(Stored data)
━━━━━━━━
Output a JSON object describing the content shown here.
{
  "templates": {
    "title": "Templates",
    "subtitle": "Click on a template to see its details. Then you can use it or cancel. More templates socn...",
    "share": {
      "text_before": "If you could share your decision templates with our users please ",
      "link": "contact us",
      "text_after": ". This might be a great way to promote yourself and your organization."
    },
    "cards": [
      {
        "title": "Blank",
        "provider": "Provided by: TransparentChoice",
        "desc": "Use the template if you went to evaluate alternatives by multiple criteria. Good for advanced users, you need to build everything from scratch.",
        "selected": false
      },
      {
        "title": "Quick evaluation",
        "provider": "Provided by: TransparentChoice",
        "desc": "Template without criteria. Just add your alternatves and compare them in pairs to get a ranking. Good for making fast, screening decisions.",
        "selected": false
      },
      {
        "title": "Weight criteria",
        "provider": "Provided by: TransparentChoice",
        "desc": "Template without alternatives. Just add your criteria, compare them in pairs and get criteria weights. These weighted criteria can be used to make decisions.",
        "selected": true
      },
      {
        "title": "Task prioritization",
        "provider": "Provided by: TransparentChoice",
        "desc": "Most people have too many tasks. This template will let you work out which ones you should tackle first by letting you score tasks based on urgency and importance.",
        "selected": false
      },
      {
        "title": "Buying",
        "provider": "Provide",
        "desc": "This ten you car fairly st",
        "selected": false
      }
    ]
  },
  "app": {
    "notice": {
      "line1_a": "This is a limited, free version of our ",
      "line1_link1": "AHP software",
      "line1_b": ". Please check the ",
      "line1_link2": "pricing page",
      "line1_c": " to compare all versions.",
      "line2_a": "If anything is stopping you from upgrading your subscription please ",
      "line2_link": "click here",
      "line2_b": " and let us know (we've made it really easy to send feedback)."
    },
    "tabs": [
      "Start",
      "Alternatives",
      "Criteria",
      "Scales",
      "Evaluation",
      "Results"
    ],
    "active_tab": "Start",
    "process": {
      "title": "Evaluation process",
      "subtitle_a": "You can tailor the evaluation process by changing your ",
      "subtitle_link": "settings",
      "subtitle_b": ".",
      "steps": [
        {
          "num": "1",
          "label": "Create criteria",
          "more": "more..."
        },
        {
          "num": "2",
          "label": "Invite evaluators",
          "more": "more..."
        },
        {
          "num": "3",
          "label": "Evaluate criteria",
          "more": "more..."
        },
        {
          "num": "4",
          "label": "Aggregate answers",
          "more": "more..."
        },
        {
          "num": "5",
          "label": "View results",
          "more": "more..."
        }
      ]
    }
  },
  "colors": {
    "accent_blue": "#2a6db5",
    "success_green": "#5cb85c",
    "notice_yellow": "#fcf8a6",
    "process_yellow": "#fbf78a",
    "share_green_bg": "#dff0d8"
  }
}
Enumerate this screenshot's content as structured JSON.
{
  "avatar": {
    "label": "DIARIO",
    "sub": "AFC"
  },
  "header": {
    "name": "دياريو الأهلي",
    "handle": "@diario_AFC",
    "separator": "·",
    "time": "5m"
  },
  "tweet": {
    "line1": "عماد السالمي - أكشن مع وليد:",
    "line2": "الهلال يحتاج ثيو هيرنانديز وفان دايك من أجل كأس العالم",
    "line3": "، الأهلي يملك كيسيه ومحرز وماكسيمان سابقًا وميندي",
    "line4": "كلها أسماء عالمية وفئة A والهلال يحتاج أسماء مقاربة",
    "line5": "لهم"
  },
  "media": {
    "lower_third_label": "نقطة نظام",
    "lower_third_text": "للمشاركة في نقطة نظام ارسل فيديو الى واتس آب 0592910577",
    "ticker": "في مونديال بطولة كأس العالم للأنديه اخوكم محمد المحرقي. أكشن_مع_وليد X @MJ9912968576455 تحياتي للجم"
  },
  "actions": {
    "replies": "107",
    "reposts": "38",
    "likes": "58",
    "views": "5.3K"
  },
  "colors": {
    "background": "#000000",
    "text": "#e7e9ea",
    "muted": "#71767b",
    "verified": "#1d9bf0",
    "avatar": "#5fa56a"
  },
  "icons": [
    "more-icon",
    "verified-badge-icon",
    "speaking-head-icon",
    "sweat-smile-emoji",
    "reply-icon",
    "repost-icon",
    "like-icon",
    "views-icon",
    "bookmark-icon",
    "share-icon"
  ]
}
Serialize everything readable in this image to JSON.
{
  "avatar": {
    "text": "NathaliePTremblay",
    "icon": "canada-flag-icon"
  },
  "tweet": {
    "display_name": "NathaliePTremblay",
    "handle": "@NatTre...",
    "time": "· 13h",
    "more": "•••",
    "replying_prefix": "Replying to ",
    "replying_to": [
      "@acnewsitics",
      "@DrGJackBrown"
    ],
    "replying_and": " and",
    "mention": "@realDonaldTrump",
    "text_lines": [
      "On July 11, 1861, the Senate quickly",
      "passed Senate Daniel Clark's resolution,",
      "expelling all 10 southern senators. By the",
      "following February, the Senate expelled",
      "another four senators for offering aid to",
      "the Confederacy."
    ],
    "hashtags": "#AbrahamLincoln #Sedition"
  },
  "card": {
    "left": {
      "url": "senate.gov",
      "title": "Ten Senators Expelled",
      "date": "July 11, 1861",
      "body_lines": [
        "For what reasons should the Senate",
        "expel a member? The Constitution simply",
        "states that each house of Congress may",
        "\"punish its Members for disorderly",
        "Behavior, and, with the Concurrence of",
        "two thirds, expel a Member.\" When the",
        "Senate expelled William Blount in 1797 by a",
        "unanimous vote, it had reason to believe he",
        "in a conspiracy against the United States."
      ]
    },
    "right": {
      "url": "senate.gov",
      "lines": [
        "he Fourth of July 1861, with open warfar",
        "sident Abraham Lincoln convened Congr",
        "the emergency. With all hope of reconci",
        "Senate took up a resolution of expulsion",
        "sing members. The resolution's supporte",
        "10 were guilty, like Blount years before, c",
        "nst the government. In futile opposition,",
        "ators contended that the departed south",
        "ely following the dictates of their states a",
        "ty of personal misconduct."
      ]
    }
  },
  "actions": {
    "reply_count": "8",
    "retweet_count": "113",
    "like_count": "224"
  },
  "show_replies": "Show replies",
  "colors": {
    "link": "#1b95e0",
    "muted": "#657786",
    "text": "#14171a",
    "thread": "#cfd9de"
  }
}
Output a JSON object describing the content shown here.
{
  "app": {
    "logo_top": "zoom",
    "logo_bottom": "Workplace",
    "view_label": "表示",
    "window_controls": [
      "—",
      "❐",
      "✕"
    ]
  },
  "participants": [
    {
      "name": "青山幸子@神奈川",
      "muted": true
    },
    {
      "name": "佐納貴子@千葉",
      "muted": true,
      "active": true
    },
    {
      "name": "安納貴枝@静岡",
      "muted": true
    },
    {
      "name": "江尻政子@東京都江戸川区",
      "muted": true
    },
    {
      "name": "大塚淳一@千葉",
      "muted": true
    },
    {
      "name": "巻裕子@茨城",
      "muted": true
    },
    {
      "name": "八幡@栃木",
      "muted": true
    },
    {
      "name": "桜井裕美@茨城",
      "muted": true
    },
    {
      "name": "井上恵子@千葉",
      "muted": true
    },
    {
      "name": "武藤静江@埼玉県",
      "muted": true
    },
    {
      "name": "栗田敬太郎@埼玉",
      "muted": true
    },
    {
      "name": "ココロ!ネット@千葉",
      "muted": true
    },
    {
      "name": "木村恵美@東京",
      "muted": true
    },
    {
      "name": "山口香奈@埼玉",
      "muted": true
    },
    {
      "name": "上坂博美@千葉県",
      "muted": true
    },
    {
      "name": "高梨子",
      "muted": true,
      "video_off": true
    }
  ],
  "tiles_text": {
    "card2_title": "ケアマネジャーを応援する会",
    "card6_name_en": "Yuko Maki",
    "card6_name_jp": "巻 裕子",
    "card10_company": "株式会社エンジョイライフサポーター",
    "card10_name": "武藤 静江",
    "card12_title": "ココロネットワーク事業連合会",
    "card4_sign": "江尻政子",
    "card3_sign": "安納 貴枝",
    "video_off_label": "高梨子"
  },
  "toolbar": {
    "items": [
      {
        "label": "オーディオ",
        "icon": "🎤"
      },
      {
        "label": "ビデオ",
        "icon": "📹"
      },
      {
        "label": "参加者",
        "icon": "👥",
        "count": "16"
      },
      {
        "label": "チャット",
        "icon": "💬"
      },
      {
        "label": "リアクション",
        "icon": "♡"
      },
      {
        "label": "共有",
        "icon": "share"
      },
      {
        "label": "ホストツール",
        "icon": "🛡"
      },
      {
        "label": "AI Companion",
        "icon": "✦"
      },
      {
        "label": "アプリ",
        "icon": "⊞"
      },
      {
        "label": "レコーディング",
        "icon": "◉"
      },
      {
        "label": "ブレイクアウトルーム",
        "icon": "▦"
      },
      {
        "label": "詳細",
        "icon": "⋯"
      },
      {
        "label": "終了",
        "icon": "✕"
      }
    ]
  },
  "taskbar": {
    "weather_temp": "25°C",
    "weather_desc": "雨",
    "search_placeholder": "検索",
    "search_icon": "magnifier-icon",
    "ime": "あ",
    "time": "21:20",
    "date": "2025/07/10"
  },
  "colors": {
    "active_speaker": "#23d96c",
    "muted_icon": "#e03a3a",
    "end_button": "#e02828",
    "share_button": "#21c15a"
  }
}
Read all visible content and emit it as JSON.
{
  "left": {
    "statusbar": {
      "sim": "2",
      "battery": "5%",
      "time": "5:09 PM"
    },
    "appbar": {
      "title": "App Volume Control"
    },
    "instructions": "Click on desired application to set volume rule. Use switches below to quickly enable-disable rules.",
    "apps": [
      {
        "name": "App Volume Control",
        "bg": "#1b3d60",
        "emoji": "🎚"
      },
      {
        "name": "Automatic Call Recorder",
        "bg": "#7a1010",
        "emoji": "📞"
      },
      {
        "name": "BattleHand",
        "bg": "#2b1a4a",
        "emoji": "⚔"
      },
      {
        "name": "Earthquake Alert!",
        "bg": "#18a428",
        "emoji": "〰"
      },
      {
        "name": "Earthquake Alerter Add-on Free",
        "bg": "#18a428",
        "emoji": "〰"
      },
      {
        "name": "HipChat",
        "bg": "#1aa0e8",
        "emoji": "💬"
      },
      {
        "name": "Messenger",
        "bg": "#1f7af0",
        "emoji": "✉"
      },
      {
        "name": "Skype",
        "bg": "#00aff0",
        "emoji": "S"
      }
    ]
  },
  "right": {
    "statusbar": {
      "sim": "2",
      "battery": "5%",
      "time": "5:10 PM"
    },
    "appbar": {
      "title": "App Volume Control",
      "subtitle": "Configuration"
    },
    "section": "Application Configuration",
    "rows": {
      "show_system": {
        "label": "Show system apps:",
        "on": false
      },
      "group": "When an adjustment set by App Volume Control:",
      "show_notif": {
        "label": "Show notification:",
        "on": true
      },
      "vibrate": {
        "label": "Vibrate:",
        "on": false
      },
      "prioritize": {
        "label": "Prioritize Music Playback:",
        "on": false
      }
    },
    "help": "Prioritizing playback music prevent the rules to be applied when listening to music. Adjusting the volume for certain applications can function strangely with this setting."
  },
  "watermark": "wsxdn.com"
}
━━━━━━━━
• **INSTRUCTIONS TO FOLLOW**
Search the preceding listing for "users" and extract every line where it is found.

• **THE ANSWER**
      "text_before": "If you could share your decision templates with our users please ",
        "desc": "Use the template if you went to evaluate alternatives by multiple criteria. Good for advanced users, you need to build everything from scratch.",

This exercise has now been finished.